**GOAL:** Leave out the pictures and repeat the data exactly.

**RECORDS SHOWN:**
━━━━━━
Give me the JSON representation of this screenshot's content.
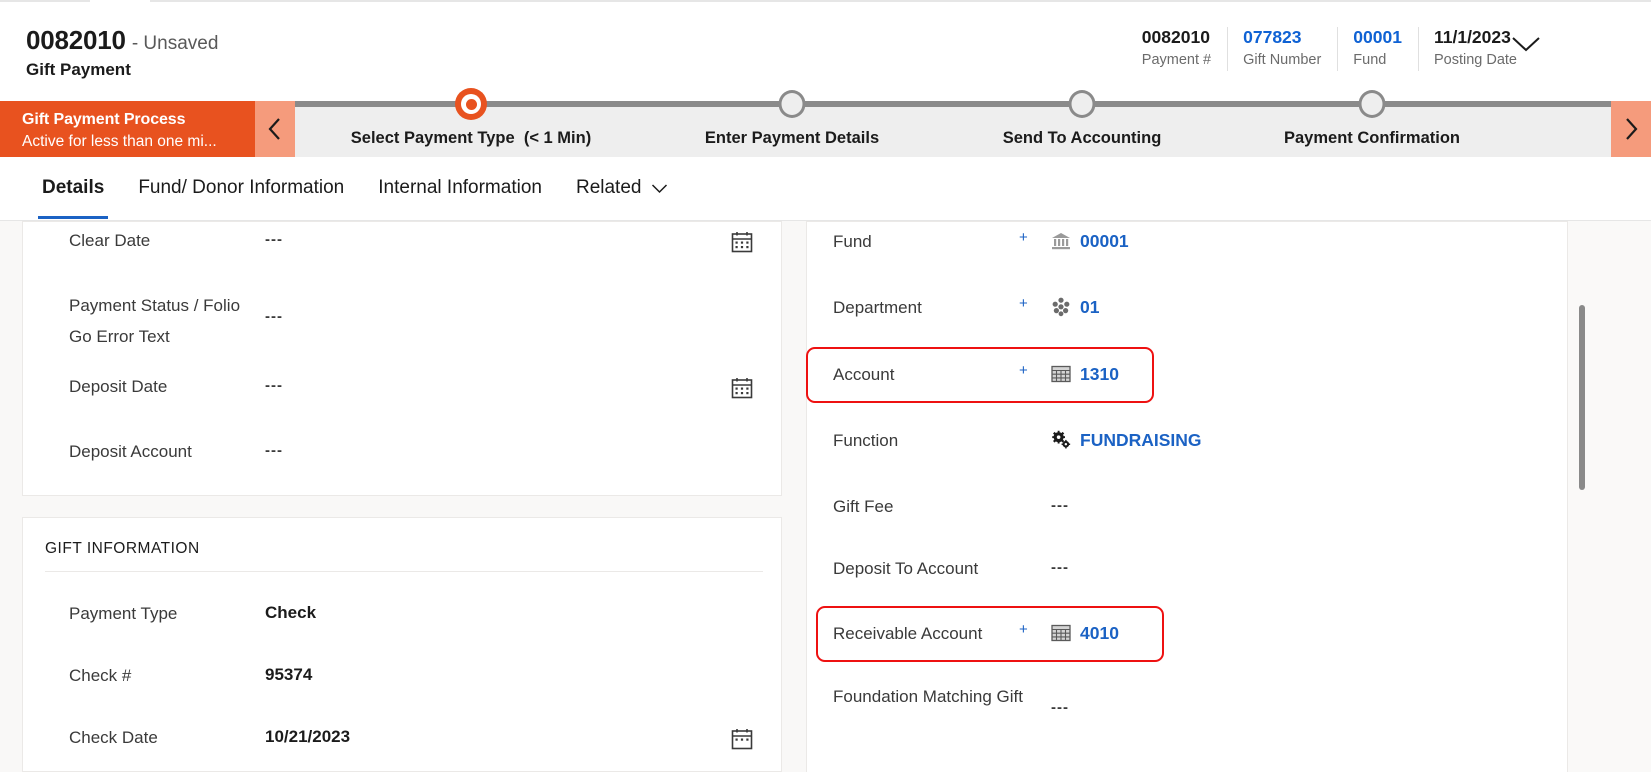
{
  "header": {
    "record_id": "0082010",
    "unsaved_label": "- Unsaved",
    "entity_name": "Gift Payment",
    "quick_fields": [
      {
        "value": "0082010",
        "label": "Payment #",
        "link": false
      },
      {
        "value": "077823",
        "label": "Gift Number",
        "link": true
      },
      {
        "value": "00001",
        "label": "Fund",
        "link": true
      },
      {
        "value": "11/1/2023",
        "label": "Posting Date",
        "link": false
      }
    ],
    "expand_icon": "chevron-down-icon"
  },
  "process_flow": {
    "name": "Gift Payment Process",
    "status": "Active for less than one mi...",
    "prev_icon": "chevron-left-icon",
    "next_icon": "chevron-right-icon",
    "stages": [
      {
        "label": "Select Payment Type",
        "duration": "(< 1 Min)",
        "state": "active"
      },
      {
        "label": "Enter Payment Details",
        "duration": "",
        "state": "pending"
      },
      {
        "label": "Send To Accounting",
        "duration": "",
        "state": "pending"
      },
      {
        "label": "Payment Confirmation",
        "duration": "",
        "state": "pending"
      }
    ]
  },
  "tabs": [
    {
      "label": "Details",
      "active": true,
      "caret": false
    },
    {
      "label": "Fund/ Donor Information",
      "active": false,
      "caret": false
    },
    {
      "label": "Internal Information",
      "active": false,
      "caret": false
    },
    {
      "label": "Related",
      "active": false,
      "caret": true
    }
  ],
  "left_column": {
    "payment_card": {
      "fields": [
        {
          "label": "Clear Date",
          "value": "---",
          "calendar": true,
          "icon": null,
          "required": false,
          "link": false,
          "bold": false
        },
        {
          "label": "Payment Status / Folio Go Error Text",
          "value": "---",
          "calendar": false,
          "icon": null,
          "required": false,
          "link": false,
          "bold": false
        },
        {
          "label": "Deposit Date",
          "value": "---",
          "calendar": true,
          "icon": null,
          "required": false,
          "link": false,
          "bold": false
        },
        {
          "label": "Deposit Account",
          "value": "---",
          "calendar": false,
          "icon": null,
          "required": false,
          "link": false,
          "bold": false
        }
      ]
    },
    "gift_card": {
      "title": "GIFT INFORMATION",
      "fields": [
        {
          "label": "Payment Type",
          "value": "Check",
          "calendar": false,
          "icon": null,
          "required": false,
          "link": false,
          "bold": true
        },
        {
          "label": "Check #",
          "value": "95374",
          "calendar": false,
          "icon": null,
          "required": false,
          "link": false,
          "bold": true
        },
        {
          "label": "Check Date",
          "value": "10/21/2023",
          "calendar": true,
          "icon": null,
          "required": false,
          "link": false,
          "bold": true
        }
      ]
    }
  },
  "right_column": {
    "fields": [
      {
        "label": "Fund",
        "value": "00001",
        "icon": "bank-icon",
        "required": true,
        "link": true,
        "highlight": false
      },
      {
        "label": "Department",
        "value": "01",
        "icon": "cluster-icon",
        "required": true,
        "link": true,
        "highlight": false
      },
      {
        "label": "Account",
        "value": "1310",
        "icon": "ledger-icon",
        "required": true,
        "link": true,
        "highlight": true
      },
      {
        "label": "Function",
        "value": "FUNDRAISING",
        "icon": "gears-icon",
        "required": false,
        "link": true,
        "highlight": false
      },
      {
        "label": "Gift Fee",
        "value": "---",
        "icon": null,
        "required": false,
        "link": false,
        "highlight": false
      },
      {
        "label": "Deposit To Account",
        "value": "---",
        "icon": null,
        "required": false,
        "link": false,
        "highlight": false
      },
      {
        "label": "Receivable Account",
        "value": "4010",
        "icon": "ledger-icon",
        "required": true,
        "link": true,
        "highlight": true
      },
      {
        "label": "Foundation Matching Gift",
        "value": "---",
        "icon": null,
        "required": false,
        "link": false,
        "highlight": false
      }
    ]
  },
  "colors": {
    "process_orange": "#e8521f",
    "process_orange_light": "#f59b7c",
    "link_blue": "#1b62c4",
    "highlight_red": "#ee1111",
    "tab_underline": "#1b62c4"
  },
  "scrollbars": {
    "page_scroll_visible": true,
    "inner_scroll_visible": true
  }
}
━━━━━━
**SOLUTION TO THIS PROBLEM:**
Give me the JSON representation of this screenshot's content.
{
  "header": {
    "record_id": "0082010",
    "unsaved_label": "- Unsaved",
    "entity_name": "Gift Payment",
    "quick_fields": [
      {
        "value": "0082010",
        "label": "Payment #",
        "link": false
      },
      {
        "value": "077823",
        "label": "Gift Number",
        "link": true
      },
      {
        "value": "00001",
        "label": "Fund",
        "link": true
      },
      {
        "value": "11/1/2023",
        "label": "Posting Date",
        "link": false
      }
    ],
    "expand_icon": "chevron-down-icon"
  },
  "process_flow": {
    "name": "Gift Payment Process",
    "status": "Active for less than one mi...",
    "prev_icon": "chevron-left-icon",
    "next_icon": "chevron-right-icon",
    "stages": [
      {
        "label": "Select Payment Type",
        "duration": "(< 1 Min)",
        "state": "active"
      },
      {
        "label": "Enter Payment Details",
        "duration": "",
        "state": "pending"
      },
      {
        "label": "Send To Accounting",
        "duration": "",
        "state": "pending"
      },
      {
        "label": "Payment Confirmation",
        "duration": "",
        "state": "pending"
      }
    ]
  },
  "tabs": [
    {
      "label": "Details",
      "active": true,
      "caret": false
    },
    {
      "label": "Fund/ Donor Information",
      "active": false,
      "caret": false
    },
    {
      "label": "Internal Information",
      "active": false,
      "caret": false
    },
    {
      "label": "Related",
      "active": false,
      "caret": true
    }
  ],
  "left_column": {
    "payment_card": {
      "fields": [
        {
          "label": "Clear Date",
          "value": "---",
          "calendar": true,
          "icon": null,
          "required": false,
          "link": false,
          "bold": false
        },
        {
          "label": "Payment Status / Folio Go Error Text",
          "value": "---",
          "calendar": false,
          "icon": null,
          "required": false,
          "link": false,
          "bold": false
        },
        {
          "label": "Deposit Date",
          "value": "---",
          "calendar": true,
          "icon": null,
          "required": false,
          "link": false,
          "bold": false
        },
        {
          "label": "Deposit Account",
          "value": "---",
          "calendar": false,
          "icon": null,
          "required": false,
          "link": false,
          "bold": false
        }
      ]
    },
    "gift_card": {
      "title": "GIFT INFORMATION",
      "fields": [
        {
          "label": "Payment Type",
          "value": "Check",
          "calendar": false,
          "icon": null,
          "required": false,
          "link": false,
          "bold": true
        },
        {
          "label": "Check #",
          "value": "95374",
          "calendar": false,
          "icon": null,
          "required": false,
          "link": false,
          "bold": true
        },
        {
          "label": "Check Date",
          "value": "10/21/2023",
          "calendar": true,
          "icon": null,
          "required": false,
          "link": false,
          "bold": true
        }
      ]
    }
  },
  "right_column": {
    "fields": [
      {
        "label": "Fund",
        "value": "00001",
        "icon": "bank-icon",
        "required": true,
        "link": true,
        "highlight": false
      },
      {
        "label": "Department",
        "value": "01",
        "icon": "cluster-icon",
        "required": true,
        "link": true,
        "highlight": false
      },
      {
        "label": "Account",
        "value": "1310",
        "icon": "ledger-icon",
        "required": true,
        "link": true,
        "highlight": true
      },
      {
        "label": "Function",
        "value": "FUNDRAISING",
        "icon": "gears-icon",
        "required": false,
        "link": true,
        "highlight": false
      },
      {
        "label": "Gift Fee",
        "value": "---",
        "icon": null,
        "required": false,
        "link": false,
        "highlight": false
      },
      {
        "label": "Deposit To Account",
        "value": "---",
        "icon": null,
        "required": false,
        "link": false,
        "highlight": false
      },
      {
        "label": "Receivable Account",
        "value": "4010",
        "icon": "ledger-icon",
        "required": true,
        "link": true,
        "highlight": true
      },
      {
        "label": "Foundation Matching Gift",
        "value": "---",
        "icon": null,
        "required": false,
        "link": false,
        "highlight": false
      }
    ]
  },
  "colors": {
    "process_orange": "#e8521f",
    "process_orange_light": "#f59b7c",
    "link_blue": "#1b62c4",
    "highlight_red": "#ee1111",
    "tab_underline": "#1b62c4"
  },
  "scrollbars": {
    "page_scroll_visible": true,
    "inner_scroll_visible": true
  }
}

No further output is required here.